## Your task
Exactly as given, repeat all of the entries.

## Records
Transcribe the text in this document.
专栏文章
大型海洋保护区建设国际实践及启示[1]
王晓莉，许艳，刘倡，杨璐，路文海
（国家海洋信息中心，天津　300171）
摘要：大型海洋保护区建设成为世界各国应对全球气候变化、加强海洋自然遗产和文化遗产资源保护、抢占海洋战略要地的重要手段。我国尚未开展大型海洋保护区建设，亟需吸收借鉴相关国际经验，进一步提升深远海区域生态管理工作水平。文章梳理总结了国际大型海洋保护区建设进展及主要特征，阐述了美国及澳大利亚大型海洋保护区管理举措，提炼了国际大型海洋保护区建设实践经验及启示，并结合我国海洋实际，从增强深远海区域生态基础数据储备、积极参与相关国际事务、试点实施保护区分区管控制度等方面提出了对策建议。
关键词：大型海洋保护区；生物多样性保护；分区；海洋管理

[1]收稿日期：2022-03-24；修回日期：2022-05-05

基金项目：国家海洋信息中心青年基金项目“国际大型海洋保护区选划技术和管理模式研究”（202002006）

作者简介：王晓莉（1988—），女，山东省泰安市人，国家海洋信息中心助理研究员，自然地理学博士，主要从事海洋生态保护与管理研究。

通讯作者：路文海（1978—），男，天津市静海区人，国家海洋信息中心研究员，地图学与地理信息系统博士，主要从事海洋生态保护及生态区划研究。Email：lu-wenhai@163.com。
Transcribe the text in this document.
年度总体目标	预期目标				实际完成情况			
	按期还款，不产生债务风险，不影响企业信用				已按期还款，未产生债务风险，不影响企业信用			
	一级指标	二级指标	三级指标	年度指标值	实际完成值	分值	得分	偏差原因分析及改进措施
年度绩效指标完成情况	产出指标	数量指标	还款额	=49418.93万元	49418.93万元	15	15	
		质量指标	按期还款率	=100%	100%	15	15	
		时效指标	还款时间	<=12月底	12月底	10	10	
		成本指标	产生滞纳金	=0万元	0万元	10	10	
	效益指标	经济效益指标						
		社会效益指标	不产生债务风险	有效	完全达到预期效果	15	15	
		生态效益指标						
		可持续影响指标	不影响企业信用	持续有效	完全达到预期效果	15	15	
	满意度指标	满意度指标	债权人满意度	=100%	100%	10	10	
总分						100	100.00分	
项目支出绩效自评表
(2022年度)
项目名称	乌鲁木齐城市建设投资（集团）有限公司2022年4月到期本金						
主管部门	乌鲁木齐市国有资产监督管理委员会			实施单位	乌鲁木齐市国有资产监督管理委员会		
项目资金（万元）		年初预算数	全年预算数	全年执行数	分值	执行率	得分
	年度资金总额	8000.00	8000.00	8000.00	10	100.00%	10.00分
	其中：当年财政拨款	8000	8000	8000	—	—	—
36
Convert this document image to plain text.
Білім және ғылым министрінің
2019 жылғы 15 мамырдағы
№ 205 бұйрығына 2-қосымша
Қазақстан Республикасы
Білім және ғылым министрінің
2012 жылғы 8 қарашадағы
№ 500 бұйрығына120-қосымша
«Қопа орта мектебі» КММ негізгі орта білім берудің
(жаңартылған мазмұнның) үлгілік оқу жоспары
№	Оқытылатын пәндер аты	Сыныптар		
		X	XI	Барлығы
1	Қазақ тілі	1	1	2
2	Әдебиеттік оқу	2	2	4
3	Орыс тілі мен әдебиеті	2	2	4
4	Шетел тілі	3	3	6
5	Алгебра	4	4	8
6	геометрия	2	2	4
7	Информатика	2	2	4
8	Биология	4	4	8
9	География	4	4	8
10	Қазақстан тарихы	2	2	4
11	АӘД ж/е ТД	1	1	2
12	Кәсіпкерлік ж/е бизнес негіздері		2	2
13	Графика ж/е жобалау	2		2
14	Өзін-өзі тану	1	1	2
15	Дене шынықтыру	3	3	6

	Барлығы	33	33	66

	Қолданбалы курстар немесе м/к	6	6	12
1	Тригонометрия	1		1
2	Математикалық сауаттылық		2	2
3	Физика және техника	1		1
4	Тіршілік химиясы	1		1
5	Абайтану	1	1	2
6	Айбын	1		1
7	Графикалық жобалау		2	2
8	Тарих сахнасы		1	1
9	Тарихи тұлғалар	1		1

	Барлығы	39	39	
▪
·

## Correct output
Transcribe the text in this document.
专栏文章
大型海洋保护区建设国际实践及启示[1]
王晓莉，许艳，刘倡，杨璐，路文海
（国家海洋信息中心，天津　300171）
摘要：大型海洋保护区建设成为世界各国应对全球气候变化、加强海洋自然遗产和文化遗产资源保护、抢占海洋战略要地的重要手段。我国尚未开展大型海洋保护区建设，亟需吸收借鉴相关国际经验，进一步提升深远海区域生态管理工作水平。文章梳理总结了国际大型海洋保护区建设进展及主要特征，阐述了美国及澳大利亚大型海洋保护区管理举措，提炼了国际大型海洋保护区建设实践经验及启示，并结合我国海洋实际，从增强深远海区域生态基础数据储备、积极参与相关国际事务、试点实施保护区分区管控制度等方面提出了对策建议。
关键词：大型海洋保护区；生物多样性保护；分区；海洋管理

[1]收稿日期：2022-03-24；修回日期：2022-05-05

基金项目：国家海洋信息中心青年基金项目“国际大型海洋保护区选划技术和管理模式研究”（202002006）

作者简介：王晓莉（1988—），女，山东省泰安市人，国家海洋信息中心助理研究员，自然地理学博士，主要从事海洋生态保护与管理研究。

通讯作者：路文海（1978—），男，天津市静海区人，国家海洋信息中心研究员，地图学与地理信息系统博士，主要从事海洋生态保护及生态区划研究。Email：lu-wenhai@163.com。
Transcribe the text in this document.
年度总体目标	预期目标				实际完成情况			
	按期还款，不产生债务风险，不影响企业信用				已按期还款，未产生债务风险，不影响企业信用			
	一级指标	二级指标	三级指标	年度指标值	实际完成值	分值	得分	偏差原因分析及改进措施
年度绩效指标完成情况	产出指标	数量指标	还款额	=49418.93万元	49418.93万元	15	15	
		质量指标	按期还款率	=100%	100%	15	15	
		时效指标	还款时间	<=12月底	12月底	10	10	
		成本指标	产生滞纳金	=0万元	0万元	10	10	
	效益指标	经济效益指标						
		社会效益指标	不产生债务风险	有效	完全达到预期效果	15	15	
		生态效益指标						
		可持续影响指标	不影响企业信用	持续有效	完全达到预期效果	15	15	
	满意度指标	满意度指标	债权人满意度	=100%	100%	10	10	
总分						100	100.00分	
项目支出绩效自评表
(2022年度)
项目名称	乌鲁木齐城市建设投资（集团）有限公司2022年4月到期本金						
主管部门	乌鲁木齐市国有资产监督管理委员会			实施单位	乌鲁木齐市国有资产监督管理委员会		
项目资金（万元）		年初预算数	全年预算数	全年执行数	分值	执行率	得分
	年度资金总额	8000.00	8000.00	8000.00	10	100.00%	10.00分
	其中：当年财政拨款	8000	8000	8000	—	—	—
36
Convert this document image to plain text.
Білім және ғылым министрінің
2019 жылғы 15 мамырдағы
№ 205 бұйрығына 2-қосымша
Қазақстан Республикасы
Білім және ғылым министрінің
2012 жылғы 8 қарашадағы
№ 500 бұйрығына120-қосымша
«Қопа орта мектебі» КММ негізгі орта білім берудің
(жаңартылған мазмұнның) үлгілік оқу жоспары
№	Оқытылатын пәндер аты	Сыныптар		
		X	XI	Барлығы
1	Қазақ тілі	1	1	2
2	Әдебиеттік оқу	2	2	4
3	Орыс тілі мен әдебиеті	2	2	4
4	Шетел тілі	3	3	6
5	Алгебра	4	4	8
6	геометрия	2	2	4
7	Информатика	2	2	4
8	Биология	4	4	8
9	География	4	4	8
10	Қазақстан тарихы	2	2	4
11	АӘД ж/е ТД	1	1	2
12	Кәсіпкерлік ж/е бизнес негіздері		2	2
13	Графика ж/е жобалау	2		2
14	Өзін-өзі тану	1	1	2
15	Дене шынықтыру	3	3	6

	Барлығы	33	33	66

	Қолданбалы курстар немесе м/к	6	6	12
1	Тригонометрия	1		1
2	Математикалық сауаттылық		2	2
3	Физика және техника	1		1
4	Тіршілік химиясы	1		1
5	Абайтану	1	1	2
6	Айбын	1		1
7	Графикалық жобалау		2	2
8	Тарих сахнасы		1	1
9	Тарихи тұлғалар	1		1

	Барлығы	39	39	
▪
·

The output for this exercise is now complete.